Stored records
• • • • •

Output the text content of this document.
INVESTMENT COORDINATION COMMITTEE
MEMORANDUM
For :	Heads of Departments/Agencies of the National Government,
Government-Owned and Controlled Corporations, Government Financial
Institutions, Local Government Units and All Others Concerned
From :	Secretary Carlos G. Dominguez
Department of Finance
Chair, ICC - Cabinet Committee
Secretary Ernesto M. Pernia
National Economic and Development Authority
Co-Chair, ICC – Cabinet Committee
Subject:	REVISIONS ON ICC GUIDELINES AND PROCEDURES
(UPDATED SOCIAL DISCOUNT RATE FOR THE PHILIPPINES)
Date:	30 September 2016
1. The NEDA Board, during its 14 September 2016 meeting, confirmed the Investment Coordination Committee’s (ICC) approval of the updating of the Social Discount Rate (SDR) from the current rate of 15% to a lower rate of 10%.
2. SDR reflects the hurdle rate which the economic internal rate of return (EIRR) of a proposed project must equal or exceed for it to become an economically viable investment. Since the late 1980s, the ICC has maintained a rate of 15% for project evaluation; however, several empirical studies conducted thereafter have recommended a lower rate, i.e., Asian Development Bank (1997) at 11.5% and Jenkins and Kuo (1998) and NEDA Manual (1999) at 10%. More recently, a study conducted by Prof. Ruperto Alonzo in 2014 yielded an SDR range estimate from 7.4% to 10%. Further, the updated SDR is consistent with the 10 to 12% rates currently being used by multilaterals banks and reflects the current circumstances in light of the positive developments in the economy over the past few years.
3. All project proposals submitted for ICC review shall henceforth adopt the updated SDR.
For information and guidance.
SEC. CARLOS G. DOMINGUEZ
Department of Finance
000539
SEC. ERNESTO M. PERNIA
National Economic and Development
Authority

• • • • •

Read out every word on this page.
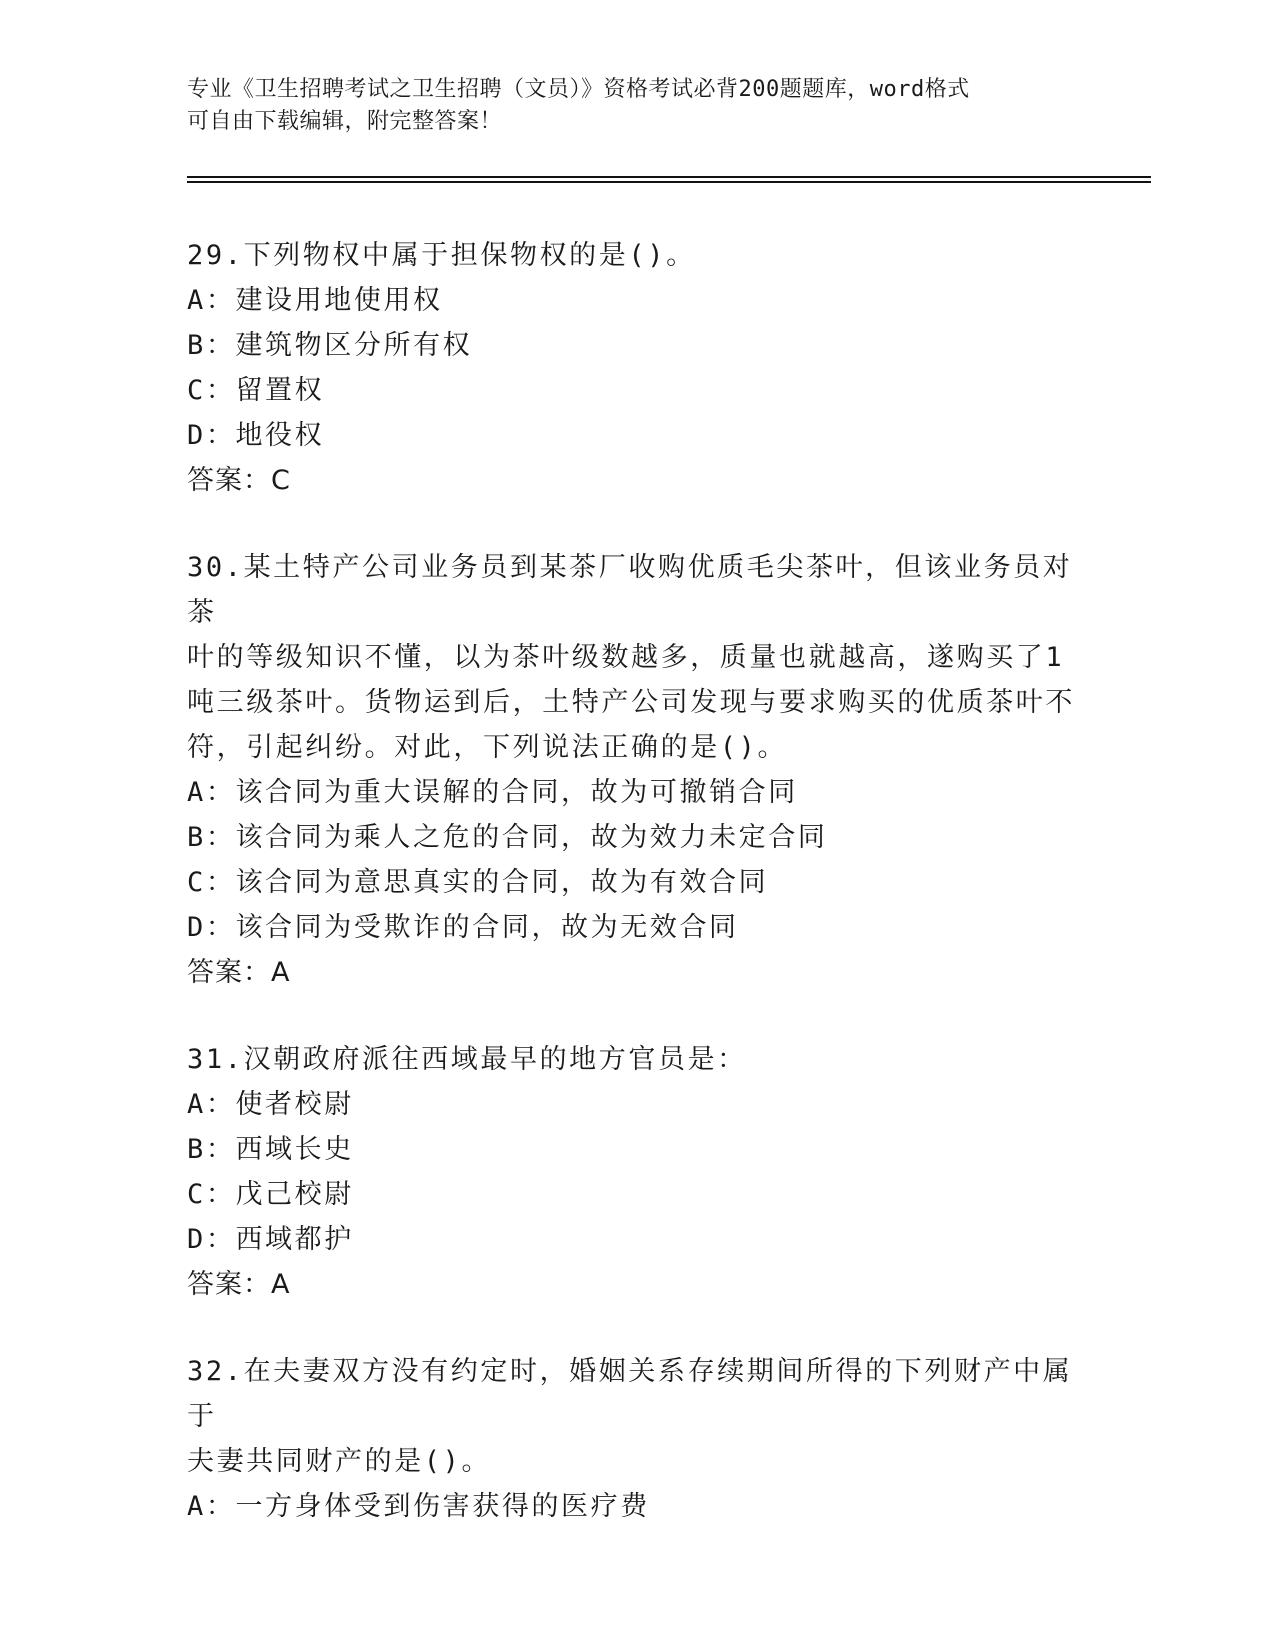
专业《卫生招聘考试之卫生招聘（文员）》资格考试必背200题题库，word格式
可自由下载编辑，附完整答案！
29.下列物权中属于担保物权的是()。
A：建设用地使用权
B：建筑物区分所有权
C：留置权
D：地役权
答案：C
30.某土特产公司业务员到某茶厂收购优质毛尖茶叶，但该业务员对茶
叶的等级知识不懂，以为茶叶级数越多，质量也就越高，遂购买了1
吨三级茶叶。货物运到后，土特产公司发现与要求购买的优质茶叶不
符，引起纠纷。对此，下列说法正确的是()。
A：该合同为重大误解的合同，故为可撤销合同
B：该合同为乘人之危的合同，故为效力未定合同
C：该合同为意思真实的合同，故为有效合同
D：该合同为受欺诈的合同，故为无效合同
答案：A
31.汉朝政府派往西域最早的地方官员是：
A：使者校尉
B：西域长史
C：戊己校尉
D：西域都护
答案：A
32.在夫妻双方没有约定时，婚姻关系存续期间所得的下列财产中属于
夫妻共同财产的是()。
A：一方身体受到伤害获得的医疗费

• • • • •

**Task prompt**
Which lines contain "Secretary"? Copy each of them out.

**Correct result**
From :	Secretary Carlos G. Dominguez
Secretary Ernesto M. Pernia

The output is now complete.